_Exercise requirements:_ Copy every line of the data exactly, leaving nothing out.
★ ★ ★ ★ ★
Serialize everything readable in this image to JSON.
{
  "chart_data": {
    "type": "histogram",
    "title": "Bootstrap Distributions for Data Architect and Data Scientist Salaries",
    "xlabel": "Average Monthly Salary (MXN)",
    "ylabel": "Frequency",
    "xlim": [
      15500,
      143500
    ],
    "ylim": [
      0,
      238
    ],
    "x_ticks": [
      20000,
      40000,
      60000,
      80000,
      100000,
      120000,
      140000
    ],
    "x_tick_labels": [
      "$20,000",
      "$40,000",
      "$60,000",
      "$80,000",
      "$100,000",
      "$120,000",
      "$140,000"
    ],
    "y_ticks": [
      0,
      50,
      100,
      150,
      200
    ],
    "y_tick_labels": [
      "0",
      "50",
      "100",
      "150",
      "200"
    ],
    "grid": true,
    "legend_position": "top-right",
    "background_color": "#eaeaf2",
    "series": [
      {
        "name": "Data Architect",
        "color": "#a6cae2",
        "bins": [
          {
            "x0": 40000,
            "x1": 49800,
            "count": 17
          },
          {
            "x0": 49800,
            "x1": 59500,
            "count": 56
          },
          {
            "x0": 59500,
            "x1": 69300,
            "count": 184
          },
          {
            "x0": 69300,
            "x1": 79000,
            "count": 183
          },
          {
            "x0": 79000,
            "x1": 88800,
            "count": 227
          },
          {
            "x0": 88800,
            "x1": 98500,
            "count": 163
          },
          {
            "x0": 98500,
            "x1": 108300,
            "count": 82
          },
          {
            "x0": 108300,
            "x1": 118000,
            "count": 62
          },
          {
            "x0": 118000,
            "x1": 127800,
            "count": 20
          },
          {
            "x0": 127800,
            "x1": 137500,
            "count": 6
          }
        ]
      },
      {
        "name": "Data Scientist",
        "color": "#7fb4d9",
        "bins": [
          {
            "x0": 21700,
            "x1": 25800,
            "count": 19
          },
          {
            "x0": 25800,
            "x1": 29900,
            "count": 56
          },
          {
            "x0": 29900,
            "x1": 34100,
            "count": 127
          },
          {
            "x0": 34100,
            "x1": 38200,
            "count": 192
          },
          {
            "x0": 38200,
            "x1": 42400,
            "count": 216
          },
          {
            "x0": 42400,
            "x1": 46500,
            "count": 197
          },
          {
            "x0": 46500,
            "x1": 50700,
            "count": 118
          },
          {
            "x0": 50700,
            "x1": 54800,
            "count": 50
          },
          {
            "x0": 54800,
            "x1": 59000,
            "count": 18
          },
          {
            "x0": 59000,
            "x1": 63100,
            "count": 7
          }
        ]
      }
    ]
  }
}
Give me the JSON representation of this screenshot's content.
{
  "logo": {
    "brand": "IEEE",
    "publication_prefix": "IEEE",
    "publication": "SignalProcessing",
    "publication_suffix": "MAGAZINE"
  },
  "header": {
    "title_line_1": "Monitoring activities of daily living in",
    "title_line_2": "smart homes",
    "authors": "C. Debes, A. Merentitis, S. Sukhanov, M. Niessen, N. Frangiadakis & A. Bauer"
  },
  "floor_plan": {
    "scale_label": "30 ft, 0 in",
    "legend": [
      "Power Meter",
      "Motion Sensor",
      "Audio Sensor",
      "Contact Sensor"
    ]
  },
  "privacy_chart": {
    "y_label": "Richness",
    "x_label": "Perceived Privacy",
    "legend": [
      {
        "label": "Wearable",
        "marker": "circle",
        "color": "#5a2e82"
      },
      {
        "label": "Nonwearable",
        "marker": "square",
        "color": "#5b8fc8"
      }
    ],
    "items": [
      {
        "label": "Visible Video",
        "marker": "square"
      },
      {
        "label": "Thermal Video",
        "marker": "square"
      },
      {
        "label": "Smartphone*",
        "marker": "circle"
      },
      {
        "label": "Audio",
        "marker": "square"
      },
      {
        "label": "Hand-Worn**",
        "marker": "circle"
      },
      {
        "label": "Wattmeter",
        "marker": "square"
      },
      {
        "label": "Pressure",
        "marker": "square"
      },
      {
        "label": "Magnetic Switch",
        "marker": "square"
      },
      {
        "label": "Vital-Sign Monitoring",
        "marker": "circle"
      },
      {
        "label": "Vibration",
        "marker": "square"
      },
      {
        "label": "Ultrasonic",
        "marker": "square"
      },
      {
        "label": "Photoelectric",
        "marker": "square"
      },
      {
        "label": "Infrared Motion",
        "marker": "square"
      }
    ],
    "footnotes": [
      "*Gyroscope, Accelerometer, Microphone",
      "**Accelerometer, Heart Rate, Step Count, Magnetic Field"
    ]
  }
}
★ ★ ★ ★ ★
_Exercise output:_
Serialize everything readable in this image to JSON.
{
  "chart_data": {
    "type": "histogram",
    "title": "Bootstrap Distributions for Data Architect and Data Scientist Salaries",
    "xlabel": "Average Monthly Salary (MXN)",
    "ylabel": "Frequency",
    "xlim": [
      15500,
      143500
    ],
    "ylim": [
      0,
      238
    ],
    "x_ticks": [
      20000,
      40000,
      60000,
      80000,
      100000,
      120000,
      140000
    ],
    "x_tick_labels": [
      "$20,000",
      "$40,000",
      "$60,000",
      "$80,000",
      "$100,000",
      "$120,000",
      "$140,000"
    ],
    "y_ticks": [
      0,
      50,
      100,
      150,
      200
    ],
    "y_tick_labels": [
      "0",
      "50",
      "100",
      "150",
      "200"
    ],
    "grid": true,
    "legend_position": "top-right",
    "background_color": "#eaeaf2",
    "series": [
      {
        "name": "Data Architect",
        "color": "#a6cae2",
        "bins": [
          {
            "x0": 40000,
            "x1": 49800,
            "count": 17
          },
          {
            "x0": 49800,
            "x1": 59500,
            "count": 56
          },
          {
            "x0": 59500,
            "x1": 69300,
            "count": 184
          },
          {
            "x0": 69300,
            "x1": 79000,
            "count": 183
          },
          {
            "x0": 79000,
            "x1": 88800,
            "count": 227
          },
          {
            "x0": 88800,
            "x1": 98500,
            "count": 163
          },
          {
            "x0": 98500,
            "x1": 108300,
            "count": 82
          },
          {
            "x0": 108300,
            "x1": 118000,
            "count": 62
          },
          {
            "x0": 118000,
            "x1": 127800,
            "count": 20
          },
          {
            "x0": 127800,
            "x1": 137500,
            "count": 6
          }
        ]
      },
      {
        "name": "Data Scientist",
        "color": "#7fb4d9",
        "bins": [
          {
            "x0": 21700,
            "x1": 25800,
            "count": 19
          },
          {
            "x0": 25800,
            "x1": 29900,
            "count": 56
          },
          {
            "x0": 29900,
            "x1": 34100,
            "count": 127
          },
          {
            "x0": 34100,
            "x1": 38200,
            "count": 192
          },
          {
            "x0": 38200,
            "x1": 42400,
            "count": 216
          },
          {
            "x0": 42400,
            "x1": 46500,
            "count": 197
          },
          {
            "x0": 46500,
            "x1": 50700,
            "count": 118
          },
          {
            "x0": 50700,
            "x1": 54800,
            "count": 50
          },
          {
            "x0": 54800,
            "x1": 59000,
            "count": 18
          },
          {
            "x0": 59000,
            "x1": 63100,
            "count": 7
          }
        ]
      }
    ]
  }
}
Give me the JSON representation of this screenshot's content.
{
  "logo": {
    "brand": "IEEE",
    "publication_prefix": "IEEE",
    "publication": "SignalProcessing",
    "publication_suffix": "MAGAZINE"
  },
  "header": {
    "title_line_1": "Monitoring activities of daily living in",
    "title_line_2": "smart homes",
    "authors": "C. Debes, A. Merentitis, S. Sukhanov, M. Niessen, N. Frangiadakis & A. Bauer"
  },
  "floor_plan": {
    "scale_label": "30 ft, 0 in",
    "legend": [
      "Power Meter",
      "Motion Sensor",
      "Audio Sensor",
      "Contact Sensor"
    ]
  },
  "privacy_chart": {
    "y_label": "Richness",
    "x_label": "Perceived Privacy",
    "legend": [
      {
        "label": "Wearable",
        "marker": "circle",
        "color": "#5a2e82"
      },
      {
        "label": "Nonwearable",
        "marker": "square",
        "color": "#5b8fc8"
      }
    ],
    "items": [
      {
        "label": "Visible Video",
        "marker": "square"
      },
      {
        "label": "Thermal Video",
        "marker": "square"
      },
      {
        "label": "Smartphone*",
        "marker": "circle"
      },
      {
        "label": "Audio",
        "marker": "square"
      },
      {
        "label": "Hand-Worn**",
        "marker": "circle"
      },
      {
        "label": "Wattmeter",
        "marker": "square"
      },
      {
        "label": "Pressure",
        "marker": "square"
      },
      {
        "label": "Magnetic Switch",
        "marker": "square"
      },
      {
        "label": "Vital-Sign Monitoring",
        "marker": "circle"
      },
      {
        "label": "Vibration",
        "marker": "square"
      },
      {
        "label": "Ultrasonic",
        "marker": "square"
      },
      {
        "label": "Photoelectric",
        "marker": "square"
      },
      {
        "label": "Infrared Motion",
        "marker": "square"
      }
    ],
    "footnotes": [
      "*Gyroscope, Accelerometer, Microphone",
      "**Accelerometer, Heart Rate, Step Count, Magnetic Field"
    ]
  }
}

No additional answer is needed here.